■ **What you are asked to do**: A faithful copy is required: transcribe each line below exactly, minus the pictures.

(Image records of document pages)
BEGIN

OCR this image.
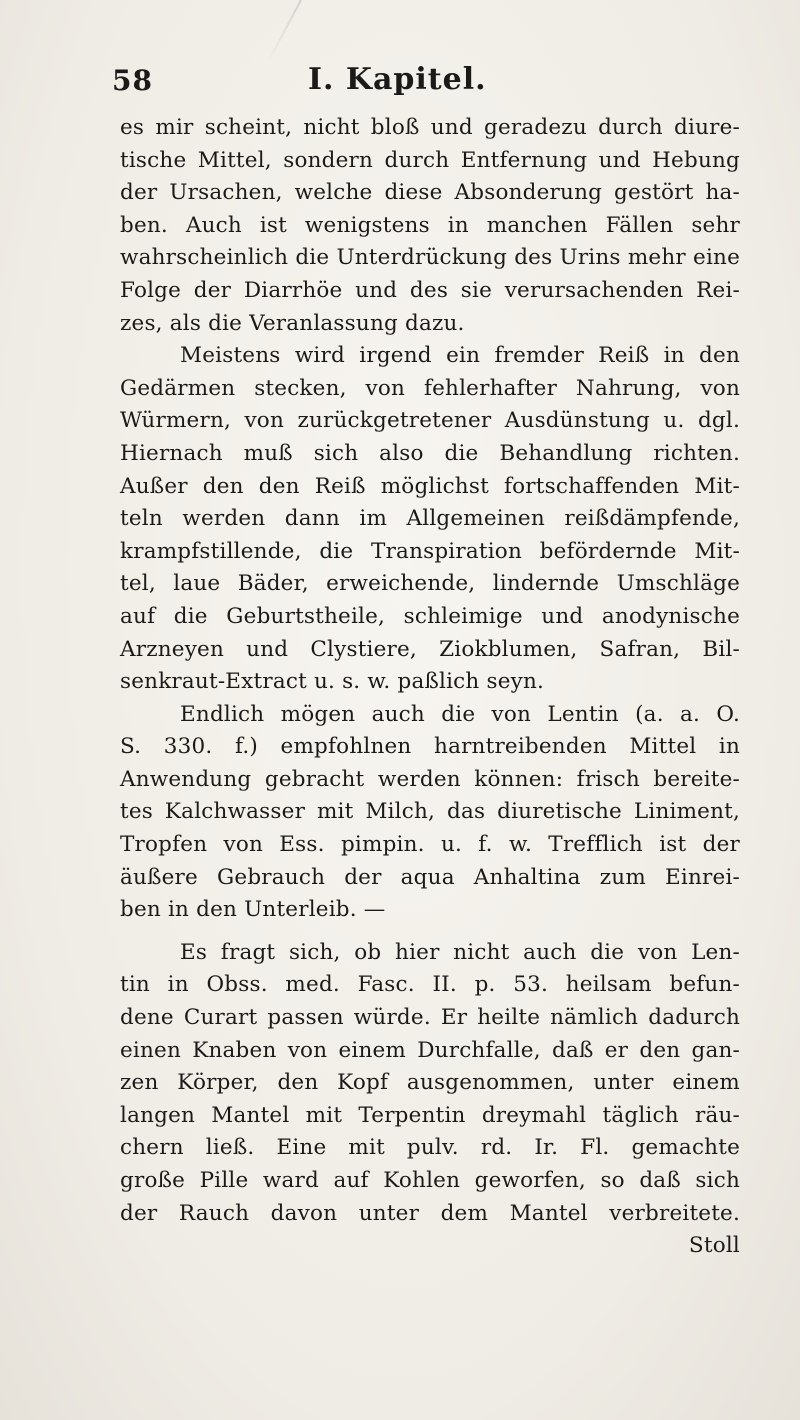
58	I. Kapitel.
es mir scheint, nicht bloß und geradezu durch diure-
tische Mittel, sondern durch Entfernung und Hebung
der Ursachen, welche diese Absonderung gestört ha-
ben. Auch ist wenigstens in manchen Fällen sehr
wahrscheinlich die Unterdrückung des Urins mehr eine
Folge der Diarrhöe und des sie verursachenden Rei-
zes, als die Veranlassung dazu.
Meistens wird irgend ein fremder Reiß in den
Gedärmen stecken, von fehlerhafter Nahrung, von
Würmern, von zurückgetretener Ausdünstung u. dgl.
Hiernach muß sich also die Behandlung richten.
Außer den den Reiß möglichst fortschaffenden Mit-
teln werden dann im Allgemeinen reißdämpfende,
krampfstillende, die Transpiration befördernde Mit-
tel, laue Bäder, erweichende, lindernde Umschläge
auf die Geburtstheile, schleimige und anodynische
Arzneyen und Clystiere, Ziokblumen, Safran, Bil-
senkraut-Extract u. s. w. paßlich seyn.
Endlich mögen auch die von Lentin (a. a. O.
S. 330. f.) empfohlnen harntreibenden Mittel in
Anwendung gebracht werden können: frisch bereite-
tes Kalchwasser mit Milch, das diuretische Liniment,
Tropfen von Ess. pimpin. u. f. w. Trefflich ist der
äußere Gebrauch der aqua Anhaltina zum Einrei-
ben in den Unterleib. —
Es fragt sich, ob hier nicht auch die von Len-
tin in Obss. med. Fasc. II. p. 53. heilsam befun-
dene Curart passen würde. Er heilte nämlich dadurch
einen Knaben von einem Durchfalle, daß er den gan-
zen Körper, den Kopf ausgenommen, unter einem
langen Mantel mit Terpentin dreymahl täglich räu-
chern ließ. Eine mit pulv. rd. Ir. Fl. gemachte
große Pille ward auf Kohlen geworfen, so daß sich
der Rauch davon unter dem Mantel verbreitete.
Stoll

END

■ **Solution**:
OCR this image.
58	I. Kapitel.
es mir scheint, nicht bloß und geradezu durch diure-
tische Mittel, sondern durch Entfernung und Hebung
der Ursachen, welche diese Absonderung gestört ha-
ben. Auch ist wenigstens in manchen Fällen sehr
wahrscheinlich die Unterdrückung des Urins mehr eine
Folge der Diarrhöe und des sie verursachenden Rei-
zes, als die Veranlassung dazu.
Meistens wird irgend ein fremder Reiß in den
Gedärmen stecken, von fehlerhafter Nahrung, von
Würmern, von zurückgetretener Ausdünstung u. dgl.
Hiernach muß sich also die Behandlung richten.
Außer den den Reiß möglichst fortschaffenden Mit-
teln werden dann im Allgemeinen reißdämpfende,
krampfstillende, die Transpiration befördernde Mit-
tel, laue Bäder, erweichende, lindernde Umschläge
auf die Geburtstheile, schleimige und anodynische
Arzneyen und Clystiere, Ziokblumen, Safran, Bil-
senkraut-Extract u. s. w. paßlich seyn.
Endlich mögen auch die von Lentin (a. a. O.
S. 330. f.) empfohlnen harntreibenden Mittel in
Anwendung gebracht werden können: frisch bereite-
tes Kalchwasser mit Milch, das diuretische Liniment,
Tropfen von Ess. pimpin. u. f. w. Trefflich ist der
äußere Gebrauch der aqua Anhaltina zum Einrei-
ben in den Unterleib. —
Es fragt sich, ob hier nicht auch die von Len-
tin in Obss. med. Fasc. II. p. 53. heilsam befun-
dene Curart passen würde. Er heilte nämlich dadurch
einen Knaben von einem Durchfalle, daß er den gan-
zen Körper, den Kopf ausgenommen, unter einem
langen Mantel mit Terpentin dreymahl täglich räu-
chern ließ. Eine mit pulv. rd. Ir. Fl. gemachte
große Pille ward auf Kohlen geworfen, so daß sich
der Rauch davon unter dem Mantel verbreitete.
Stoll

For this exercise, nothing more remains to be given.